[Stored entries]
'''

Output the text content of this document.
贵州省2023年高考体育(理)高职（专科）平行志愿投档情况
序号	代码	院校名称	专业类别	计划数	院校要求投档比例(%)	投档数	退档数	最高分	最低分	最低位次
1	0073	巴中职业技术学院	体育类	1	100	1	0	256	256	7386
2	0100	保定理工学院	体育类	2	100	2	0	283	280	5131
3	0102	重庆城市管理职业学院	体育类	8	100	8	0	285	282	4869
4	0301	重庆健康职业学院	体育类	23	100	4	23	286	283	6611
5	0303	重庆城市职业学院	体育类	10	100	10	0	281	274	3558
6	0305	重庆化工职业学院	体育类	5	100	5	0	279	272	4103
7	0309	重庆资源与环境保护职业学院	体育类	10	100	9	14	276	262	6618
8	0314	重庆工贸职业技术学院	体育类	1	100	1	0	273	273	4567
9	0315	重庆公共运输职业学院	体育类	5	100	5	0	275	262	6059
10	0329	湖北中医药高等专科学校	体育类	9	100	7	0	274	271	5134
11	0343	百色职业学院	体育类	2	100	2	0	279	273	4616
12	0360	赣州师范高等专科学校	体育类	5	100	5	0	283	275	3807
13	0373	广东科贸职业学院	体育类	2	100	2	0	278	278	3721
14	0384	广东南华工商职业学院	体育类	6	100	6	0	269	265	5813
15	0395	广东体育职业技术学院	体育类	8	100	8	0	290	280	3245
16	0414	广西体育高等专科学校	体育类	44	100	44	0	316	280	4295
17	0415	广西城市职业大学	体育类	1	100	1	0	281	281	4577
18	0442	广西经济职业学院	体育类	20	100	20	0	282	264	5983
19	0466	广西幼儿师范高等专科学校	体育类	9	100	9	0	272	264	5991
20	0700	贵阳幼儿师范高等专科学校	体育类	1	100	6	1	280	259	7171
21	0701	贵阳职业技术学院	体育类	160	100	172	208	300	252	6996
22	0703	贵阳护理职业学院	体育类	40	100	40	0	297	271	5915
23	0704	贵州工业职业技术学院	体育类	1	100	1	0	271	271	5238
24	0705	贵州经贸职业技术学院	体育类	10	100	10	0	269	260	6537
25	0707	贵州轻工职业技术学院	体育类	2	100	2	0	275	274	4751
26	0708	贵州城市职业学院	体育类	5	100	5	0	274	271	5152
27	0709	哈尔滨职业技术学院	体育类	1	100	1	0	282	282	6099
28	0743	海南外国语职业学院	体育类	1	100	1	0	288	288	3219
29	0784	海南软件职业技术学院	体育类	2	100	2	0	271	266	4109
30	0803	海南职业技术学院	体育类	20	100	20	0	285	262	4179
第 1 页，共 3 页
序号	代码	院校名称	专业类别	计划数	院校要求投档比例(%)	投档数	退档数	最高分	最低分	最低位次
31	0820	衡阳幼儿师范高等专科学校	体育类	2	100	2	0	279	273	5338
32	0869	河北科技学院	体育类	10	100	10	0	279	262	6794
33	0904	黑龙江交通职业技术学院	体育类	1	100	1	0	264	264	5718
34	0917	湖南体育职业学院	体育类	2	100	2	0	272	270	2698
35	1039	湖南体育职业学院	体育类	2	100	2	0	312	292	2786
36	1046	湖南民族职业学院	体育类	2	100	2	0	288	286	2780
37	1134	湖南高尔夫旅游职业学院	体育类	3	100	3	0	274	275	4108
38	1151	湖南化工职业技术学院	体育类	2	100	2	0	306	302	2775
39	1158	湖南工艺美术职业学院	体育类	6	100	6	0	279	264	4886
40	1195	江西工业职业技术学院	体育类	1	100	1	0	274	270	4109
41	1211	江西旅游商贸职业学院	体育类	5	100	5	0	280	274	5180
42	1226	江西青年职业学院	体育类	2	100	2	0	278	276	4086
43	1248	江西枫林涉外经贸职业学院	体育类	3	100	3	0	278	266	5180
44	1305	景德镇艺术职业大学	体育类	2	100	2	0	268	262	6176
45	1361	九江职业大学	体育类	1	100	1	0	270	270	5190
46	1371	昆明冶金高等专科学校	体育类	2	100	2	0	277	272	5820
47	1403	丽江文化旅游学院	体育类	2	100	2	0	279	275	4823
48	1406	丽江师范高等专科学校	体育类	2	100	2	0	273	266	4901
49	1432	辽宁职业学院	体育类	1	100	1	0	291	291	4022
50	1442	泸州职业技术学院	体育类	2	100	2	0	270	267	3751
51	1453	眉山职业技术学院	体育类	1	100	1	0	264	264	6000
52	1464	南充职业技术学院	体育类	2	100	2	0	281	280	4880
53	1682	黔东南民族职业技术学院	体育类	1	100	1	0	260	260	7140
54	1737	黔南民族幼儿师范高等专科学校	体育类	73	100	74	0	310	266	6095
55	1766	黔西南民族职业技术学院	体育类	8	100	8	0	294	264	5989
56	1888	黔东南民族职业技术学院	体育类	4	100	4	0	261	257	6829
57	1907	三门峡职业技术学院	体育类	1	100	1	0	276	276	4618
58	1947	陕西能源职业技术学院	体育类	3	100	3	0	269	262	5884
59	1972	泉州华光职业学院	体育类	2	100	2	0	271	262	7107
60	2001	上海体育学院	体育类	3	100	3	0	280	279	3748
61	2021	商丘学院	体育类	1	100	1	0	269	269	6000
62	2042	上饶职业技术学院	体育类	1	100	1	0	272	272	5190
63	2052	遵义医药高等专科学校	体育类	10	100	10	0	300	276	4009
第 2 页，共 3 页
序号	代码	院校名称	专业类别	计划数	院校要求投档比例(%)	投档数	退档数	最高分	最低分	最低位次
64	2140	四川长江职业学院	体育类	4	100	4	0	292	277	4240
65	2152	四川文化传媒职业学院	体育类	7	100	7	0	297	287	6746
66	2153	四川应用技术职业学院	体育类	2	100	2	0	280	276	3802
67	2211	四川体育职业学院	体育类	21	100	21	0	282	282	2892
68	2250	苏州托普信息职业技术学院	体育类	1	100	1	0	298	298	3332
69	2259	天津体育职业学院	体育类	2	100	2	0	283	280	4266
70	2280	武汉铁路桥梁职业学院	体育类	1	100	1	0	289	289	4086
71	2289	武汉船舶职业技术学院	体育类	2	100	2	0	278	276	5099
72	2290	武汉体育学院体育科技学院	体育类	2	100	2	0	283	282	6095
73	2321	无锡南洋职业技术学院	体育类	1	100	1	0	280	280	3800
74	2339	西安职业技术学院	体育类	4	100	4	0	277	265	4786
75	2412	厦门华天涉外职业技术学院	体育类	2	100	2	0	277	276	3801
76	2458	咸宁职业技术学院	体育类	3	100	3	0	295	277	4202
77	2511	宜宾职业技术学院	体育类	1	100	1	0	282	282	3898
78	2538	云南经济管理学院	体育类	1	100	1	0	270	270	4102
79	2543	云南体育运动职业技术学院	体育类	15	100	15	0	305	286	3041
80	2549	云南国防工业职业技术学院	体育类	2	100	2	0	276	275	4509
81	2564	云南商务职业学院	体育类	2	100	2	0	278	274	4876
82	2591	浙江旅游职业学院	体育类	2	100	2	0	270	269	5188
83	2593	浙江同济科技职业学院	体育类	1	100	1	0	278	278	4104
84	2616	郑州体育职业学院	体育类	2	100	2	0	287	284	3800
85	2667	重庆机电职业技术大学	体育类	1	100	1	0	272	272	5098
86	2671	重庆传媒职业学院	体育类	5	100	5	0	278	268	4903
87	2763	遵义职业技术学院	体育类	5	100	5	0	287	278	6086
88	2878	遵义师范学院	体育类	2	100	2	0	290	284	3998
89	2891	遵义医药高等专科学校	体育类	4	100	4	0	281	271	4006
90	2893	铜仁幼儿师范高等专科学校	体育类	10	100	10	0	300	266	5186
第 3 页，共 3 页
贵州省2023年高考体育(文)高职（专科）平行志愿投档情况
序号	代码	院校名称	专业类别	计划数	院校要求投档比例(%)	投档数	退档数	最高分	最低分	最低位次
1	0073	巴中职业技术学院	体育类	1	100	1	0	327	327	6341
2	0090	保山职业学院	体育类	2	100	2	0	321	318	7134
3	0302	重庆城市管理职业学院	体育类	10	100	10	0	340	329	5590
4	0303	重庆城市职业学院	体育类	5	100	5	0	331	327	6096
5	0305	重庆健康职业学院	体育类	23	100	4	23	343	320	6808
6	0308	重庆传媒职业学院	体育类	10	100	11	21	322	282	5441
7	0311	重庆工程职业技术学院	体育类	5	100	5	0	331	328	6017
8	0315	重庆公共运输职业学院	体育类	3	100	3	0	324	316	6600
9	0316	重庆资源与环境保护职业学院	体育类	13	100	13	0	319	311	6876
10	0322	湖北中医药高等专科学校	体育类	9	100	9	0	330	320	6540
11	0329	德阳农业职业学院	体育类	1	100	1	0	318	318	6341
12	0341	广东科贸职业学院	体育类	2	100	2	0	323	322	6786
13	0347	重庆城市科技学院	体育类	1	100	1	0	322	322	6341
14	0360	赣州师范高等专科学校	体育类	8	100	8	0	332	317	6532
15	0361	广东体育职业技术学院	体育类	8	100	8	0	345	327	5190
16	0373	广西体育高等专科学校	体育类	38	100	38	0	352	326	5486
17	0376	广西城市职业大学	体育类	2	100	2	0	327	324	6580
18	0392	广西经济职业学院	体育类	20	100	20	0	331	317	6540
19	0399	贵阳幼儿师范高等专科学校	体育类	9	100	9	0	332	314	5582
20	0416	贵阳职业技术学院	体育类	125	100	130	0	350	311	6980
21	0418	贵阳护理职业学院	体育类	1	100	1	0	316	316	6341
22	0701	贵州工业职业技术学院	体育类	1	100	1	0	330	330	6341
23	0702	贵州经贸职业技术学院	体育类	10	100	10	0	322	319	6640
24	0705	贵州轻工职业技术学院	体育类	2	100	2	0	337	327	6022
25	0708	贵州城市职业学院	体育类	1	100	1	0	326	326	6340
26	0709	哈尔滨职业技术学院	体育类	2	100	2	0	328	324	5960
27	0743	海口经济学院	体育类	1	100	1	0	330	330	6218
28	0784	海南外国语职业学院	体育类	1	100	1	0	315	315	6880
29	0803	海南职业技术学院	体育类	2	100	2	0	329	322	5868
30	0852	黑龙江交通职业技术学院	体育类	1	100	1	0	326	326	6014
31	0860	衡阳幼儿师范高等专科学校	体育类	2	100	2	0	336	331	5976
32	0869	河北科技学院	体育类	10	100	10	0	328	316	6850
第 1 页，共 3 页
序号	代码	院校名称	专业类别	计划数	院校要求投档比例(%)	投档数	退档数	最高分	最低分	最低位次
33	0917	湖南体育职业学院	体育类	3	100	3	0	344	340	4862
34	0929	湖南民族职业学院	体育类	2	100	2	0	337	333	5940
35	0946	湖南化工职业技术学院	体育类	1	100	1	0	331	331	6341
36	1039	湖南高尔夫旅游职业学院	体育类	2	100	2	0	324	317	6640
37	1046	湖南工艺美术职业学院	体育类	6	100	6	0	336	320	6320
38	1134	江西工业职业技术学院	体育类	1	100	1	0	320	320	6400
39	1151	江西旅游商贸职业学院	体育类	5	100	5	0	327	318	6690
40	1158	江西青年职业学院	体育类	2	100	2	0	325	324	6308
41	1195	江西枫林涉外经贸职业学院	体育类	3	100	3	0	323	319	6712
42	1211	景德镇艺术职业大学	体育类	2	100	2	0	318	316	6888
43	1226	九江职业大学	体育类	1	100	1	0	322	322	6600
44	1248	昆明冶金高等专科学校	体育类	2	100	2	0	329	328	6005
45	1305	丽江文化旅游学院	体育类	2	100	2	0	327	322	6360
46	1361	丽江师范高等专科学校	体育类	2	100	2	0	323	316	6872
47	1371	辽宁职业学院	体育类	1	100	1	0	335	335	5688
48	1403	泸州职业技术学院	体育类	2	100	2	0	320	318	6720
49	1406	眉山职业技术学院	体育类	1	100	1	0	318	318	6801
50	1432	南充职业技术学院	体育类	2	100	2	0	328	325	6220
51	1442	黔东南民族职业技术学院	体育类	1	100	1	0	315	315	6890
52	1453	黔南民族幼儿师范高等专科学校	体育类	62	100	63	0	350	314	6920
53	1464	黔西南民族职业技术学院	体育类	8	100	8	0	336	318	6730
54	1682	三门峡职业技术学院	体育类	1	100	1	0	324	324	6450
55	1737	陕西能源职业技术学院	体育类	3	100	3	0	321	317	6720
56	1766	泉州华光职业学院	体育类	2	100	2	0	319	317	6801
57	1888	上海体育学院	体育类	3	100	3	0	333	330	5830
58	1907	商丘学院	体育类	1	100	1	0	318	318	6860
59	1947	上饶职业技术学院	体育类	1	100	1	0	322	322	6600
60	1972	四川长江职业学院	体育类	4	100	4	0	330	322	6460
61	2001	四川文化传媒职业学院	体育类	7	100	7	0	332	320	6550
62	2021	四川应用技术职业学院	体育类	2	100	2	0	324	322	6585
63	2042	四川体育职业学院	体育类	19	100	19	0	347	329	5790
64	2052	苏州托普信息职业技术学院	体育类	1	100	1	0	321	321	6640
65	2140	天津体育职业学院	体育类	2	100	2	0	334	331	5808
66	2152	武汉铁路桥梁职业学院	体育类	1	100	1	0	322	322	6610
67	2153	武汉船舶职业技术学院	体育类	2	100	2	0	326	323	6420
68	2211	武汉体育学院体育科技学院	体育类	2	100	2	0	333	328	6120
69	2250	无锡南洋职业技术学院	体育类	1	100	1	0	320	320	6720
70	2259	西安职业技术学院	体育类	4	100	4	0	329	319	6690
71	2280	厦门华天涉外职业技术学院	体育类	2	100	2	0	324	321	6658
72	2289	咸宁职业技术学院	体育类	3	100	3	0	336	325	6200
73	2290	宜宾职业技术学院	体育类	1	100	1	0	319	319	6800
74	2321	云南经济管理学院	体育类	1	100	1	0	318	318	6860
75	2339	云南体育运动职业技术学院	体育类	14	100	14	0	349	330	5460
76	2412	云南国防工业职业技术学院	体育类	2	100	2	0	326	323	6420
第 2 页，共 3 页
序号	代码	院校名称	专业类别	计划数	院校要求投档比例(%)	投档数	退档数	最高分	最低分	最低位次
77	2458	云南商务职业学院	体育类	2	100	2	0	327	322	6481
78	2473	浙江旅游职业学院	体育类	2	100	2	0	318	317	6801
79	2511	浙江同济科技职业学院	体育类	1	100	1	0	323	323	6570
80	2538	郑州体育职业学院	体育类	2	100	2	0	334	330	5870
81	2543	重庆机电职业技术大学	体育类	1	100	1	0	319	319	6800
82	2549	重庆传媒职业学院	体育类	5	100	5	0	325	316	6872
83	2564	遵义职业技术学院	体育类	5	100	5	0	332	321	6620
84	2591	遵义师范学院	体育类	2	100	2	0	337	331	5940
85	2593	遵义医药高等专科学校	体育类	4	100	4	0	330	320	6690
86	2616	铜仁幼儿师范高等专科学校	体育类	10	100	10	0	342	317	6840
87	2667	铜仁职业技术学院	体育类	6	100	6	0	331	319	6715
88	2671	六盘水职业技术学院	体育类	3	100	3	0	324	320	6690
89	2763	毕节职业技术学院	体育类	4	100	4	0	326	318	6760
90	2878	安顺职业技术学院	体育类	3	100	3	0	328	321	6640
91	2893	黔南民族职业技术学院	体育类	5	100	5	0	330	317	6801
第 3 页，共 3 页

'''

REQUIRED TASK:
In the lines above, find each one with "广东体育职业技术学院" and list it.

RESULT FOR THIS TASK:
15	0395	广东体育职业技术学院	体育类	8	100	8	0	290	280	3245
15	0361	广东体育职业技术学院	体育类	8	100	8	0	345	327	5190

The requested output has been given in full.